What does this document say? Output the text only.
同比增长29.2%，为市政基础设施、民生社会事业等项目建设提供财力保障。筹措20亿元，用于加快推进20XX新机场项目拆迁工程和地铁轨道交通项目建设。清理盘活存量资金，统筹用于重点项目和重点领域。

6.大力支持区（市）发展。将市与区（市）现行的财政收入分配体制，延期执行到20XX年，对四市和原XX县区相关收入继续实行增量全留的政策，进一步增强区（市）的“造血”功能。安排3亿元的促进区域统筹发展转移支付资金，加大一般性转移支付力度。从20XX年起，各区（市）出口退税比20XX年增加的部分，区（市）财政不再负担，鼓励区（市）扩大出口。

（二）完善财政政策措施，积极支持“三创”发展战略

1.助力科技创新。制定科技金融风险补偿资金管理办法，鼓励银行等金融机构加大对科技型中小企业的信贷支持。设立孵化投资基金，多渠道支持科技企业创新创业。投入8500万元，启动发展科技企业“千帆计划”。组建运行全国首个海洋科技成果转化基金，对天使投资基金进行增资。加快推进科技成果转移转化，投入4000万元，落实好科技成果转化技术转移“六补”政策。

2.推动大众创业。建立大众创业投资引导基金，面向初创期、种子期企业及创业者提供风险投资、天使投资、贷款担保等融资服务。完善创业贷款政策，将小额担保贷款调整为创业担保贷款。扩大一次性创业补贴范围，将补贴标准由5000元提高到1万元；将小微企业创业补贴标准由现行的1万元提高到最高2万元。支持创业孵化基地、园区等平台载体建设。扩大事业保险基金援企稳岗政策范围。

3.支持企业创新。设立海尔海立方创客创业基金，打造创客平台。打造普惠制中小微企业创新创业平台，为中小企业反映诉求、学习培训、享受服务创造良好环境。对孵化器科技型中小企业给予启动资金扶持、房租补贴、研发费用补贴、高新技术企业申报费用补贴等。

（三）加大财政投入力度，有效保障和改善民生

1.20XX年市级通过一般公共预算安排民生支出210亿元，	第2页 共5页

- **SET EXERCISE**: Write out every record shown above, word for word.

- **RESPONSE TO THIS EXERCISE**:
What does this document say? Output the text only.
同比增长29.2%，为市政基础设施、民生社会事业等项目建设提供财力保障。筹措20亿元，用于加快推进20XX新机场项目拆迁工程和地铁轨道交通项目建设。清理盘活存量资金，统筹用于重点项目和重点领域。

6.大力支持区（市）发展。将市与区（市）现行的财政收入分配体制，延期执行到20XX年，对四市和原XX县区相关收入继续实行增量全留的政策，进一步增强区（市）的“造血”功能。安排3亿元的促进区域统筹发展转移支付资金，加大一般性转移支付力度。从20XX年起，各区（市）出口退税比20XX年增加的部分，区（市）财政不再负担，鼓励区（市）扩大出口。

（二）完善财政政策措施，积极支持“三创”发展战略

1.助力科技创新。制定科技金融风险补偿资金管理办法，鼓励银行等金融机构加大对科技型中小企业的信贷支持。设立孵化投资基金，多渠道支持科技企业创新创业。投入8500万元，启动发展科技企业“千帆计划”。组建运行全国首个海洋科技成果转化基金，对天使投资基金进行增资。加快推进科技成果转移转化，投入4000万元，落实好科技成果转化技术转移“六补”政策。

2.推动大众创业。建立大众创业投资引导基金，面向初创期、种子期企业及创业者提供风险投资、天使投资、贷款担保等融资服务。完善创业贷款政策，将小额担保贷款调整为创业担保贷款。扩大一次性创业补贴范围，将补贴标准由5000元提高到1万元；将小微企业创业补贴标准由现行的1万元提高到最高2万元。支持创业孵化基地、园区等平台载体建设。扩大事业保险基金援企稳岗政策范围。

3.支持企业创新。设立海尔海立方创客创业基金，打造创客平台。打造普惠制中小微企业创新创业平台，为中小企业反映诉求、学习培训、享受服务创造良好环境。对孵化器科技型中小企业给予启动资金扶持、房租补贴、研发费用补贴、高新技术企业申报费用补贴等。

（三）加大财政投入力度，有效保障和改善民生

1.20XX年市级通过一般公共预算安排民生支出210亿元，	第2页 共5页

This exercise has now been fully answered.